▶ [INSTRUÇÃO ESCRITA 1] No trecho para leitura, como se chama o mancebo degredado que o Capitão mandou ficar em terra com os dois homens?

##### TRECHO PARA LEITURA #####

Trouxeram-lhes água em uma albarrada, provaram cada um o seu bochecho, mas não beberam; apenas lavaram as bocas e lançaram-na fora.  

Viu um deles umas contas de rosário, brancas; fez sinal que lhas dessem, e folgou muito com elas, e lançou-as ao pescoço; e depois tirou-as e meteu-as em volta do braço, e acenava para a terra e novamente para as contas e para o colar do Capitão, como se dariam ouro por aquilo.  

Isto tomávamos nós nesse sentido, por assim o desejarmos! Mas se ele queria dizer que levaria as contas e mais o colar, isto não queríamos nós entender, por que lho não havíamos de dar! E depois tornou as contas a quem lhas dera. E então estiraram-se de costas na alcatifa, a dormir sem procurarem maneiras de encobrir suas vergonhas, as quais não eram fanadas; e as cabeleiras delas estavam bem rapadas e feitas.  

O Capitão mandou pôr por baixo da cabeça de cada um seu coxim; e o da cabeleira esforçavase por não a estragar. E deitaram um manto por cima deles; e consentindo, aconchegaram-se e adormeceram.  

Sábado pela manhã mandou o Capitão fazer vela, fomos demandar a entrada, a qual era mui larga e tinha seis a sete braças de fundo. E entraram todas as naus dentro, e ancoraram em cinco ou seis braças -- ancoradouro que é tão grande e tão formoso de dentro, e tão seguro que podem ficar nele mais de duzentos navios e naus. E tanto que as naus foram distribuídas e ancoradas, vieram os capitães todos a esta nau do Capitão-mor. E daqui mandou o Capitão que Nicolau Coelho e Bartolomeu Dias fossem em terra e levassem aqueles dois homens, e os deixassem ir com seu arco e setas, aos quais mandou dar a cada um uma camisa nova e uma carapuça vermelha e um rosário de contas brancas de osso, que foram levando nos braços, e um cascavel e uma campainha. E mandou com eles, para lá ficar, um mancebo degredado, criado de dom João Telo, de nome Afonso Ribeiro, para lá andar com eles e saber de seu viver e maneiras. E a mim mandou que fosse com Nicolau Coelho. Fomos assim de frecha direitos à praia. Ali acudiram logo perto de duzentos homens, todos nus, com arcos e setas nas mãos. Aqueles que nós levamos acenaram-lhes que se afastassem e depusessem os arcos. E eles os depuseram. Mas não se afastaram muito. E mal tinham pousado seus arcos quando saíram os que nós levávamos, e o mancebo degredado com eles. E saídos não pararam mais; nem esperavam um pelo outro, mas antes corriam a quem mais correria. E passaram um rio que aí corre, de água doce, de muita água que lhes dava pela braga. E muitos outros com eles. E foram assim correndo para além do rio entre umas moitas de palmeiras onde estavam outros. E ali pararam. E naquilo tinha ido o degredado com um homem que, logo ao sair do batel, o agasalhou e levou até lá. Mas logo o tornaram a nós. E com ele vieram os outros que nós leváramos, os quais vinham já nus e sem carapuças.

#####

▶ [INSTRUÇÃO ESCRITA 2] Converta todas as linhas dos registros abaixo numa lista numerada, omitindo as linhas em branco.

##### MATERIAL FORNECIDO #####

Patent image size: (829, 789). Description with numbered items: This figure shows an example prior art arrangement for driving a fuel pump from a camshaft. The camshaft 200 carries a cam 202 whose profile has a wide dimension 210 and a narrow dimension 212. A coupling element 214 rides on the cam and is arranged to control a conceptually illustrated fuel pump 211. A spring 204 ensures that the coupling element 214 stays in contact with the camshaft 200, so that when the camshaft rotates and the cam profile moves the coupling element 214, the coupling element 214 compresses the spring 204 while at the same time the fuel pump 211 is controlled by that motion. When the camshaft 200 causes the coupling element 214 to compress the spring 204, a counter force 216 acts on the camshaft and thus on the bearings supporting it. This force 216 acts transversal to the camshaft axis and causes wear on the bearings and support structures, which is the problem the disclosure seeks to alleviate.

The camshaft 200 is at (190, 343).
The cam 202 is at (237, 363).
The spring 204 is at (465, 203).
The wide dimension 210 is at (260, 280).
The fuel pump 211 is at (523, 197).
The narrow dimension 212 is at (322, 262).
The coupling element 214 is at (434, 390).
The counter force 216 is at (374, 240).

#####

▶ [SOLUÇÃO COMPLETA 1] Afonso Ribeiro, criado de dom João Telo.

▶ [SOLUÇÃO COMPLETA 2]
1. Patent image size: (829, 789). Description with numbered items: This figure shows an example prior art arrangement for driving a fuel pump from a camshaft. The camshaft 200 carries a cam 202 whose profile has a wide dimension 210 and a narrow dimension 212. A coupling element 214 rides on the cam and is arranged to control a conceptually illustrated fuel pump 211. A spring 204 ensures that the coupling element 214 stays in contact with the camshaft 200, so that when the camshaft rotates and the cam profile moves the coupling element 214, the coupling element 214 compresses the spring 204 while at the same time the fuel pump 211 is controlled by that motion. When the camshaft 200 causes the coupling element 214 to compress the spring 204, a counter force 216 acts on the camshaft and thus on the bearings supporting it. This force 216 acts transversal to the camshaft axis and causes wear on the bearings and support structures, which is the problem the disclosure seeks to alleviate.
2. The camshaft 200 is at (190, 343).
3. The cam 202 is at (237, 363).
4. The spring 204 is at (465, 203).
5. The wide dimension 210 is at (260, 280).
6. The fuel pump 211 is at (523, 197).
7. The narrow dimension 212 is at (322, 262).
8. The coupling element 214 is at (434, 390).
9. The counter force 216 is at (374, 240).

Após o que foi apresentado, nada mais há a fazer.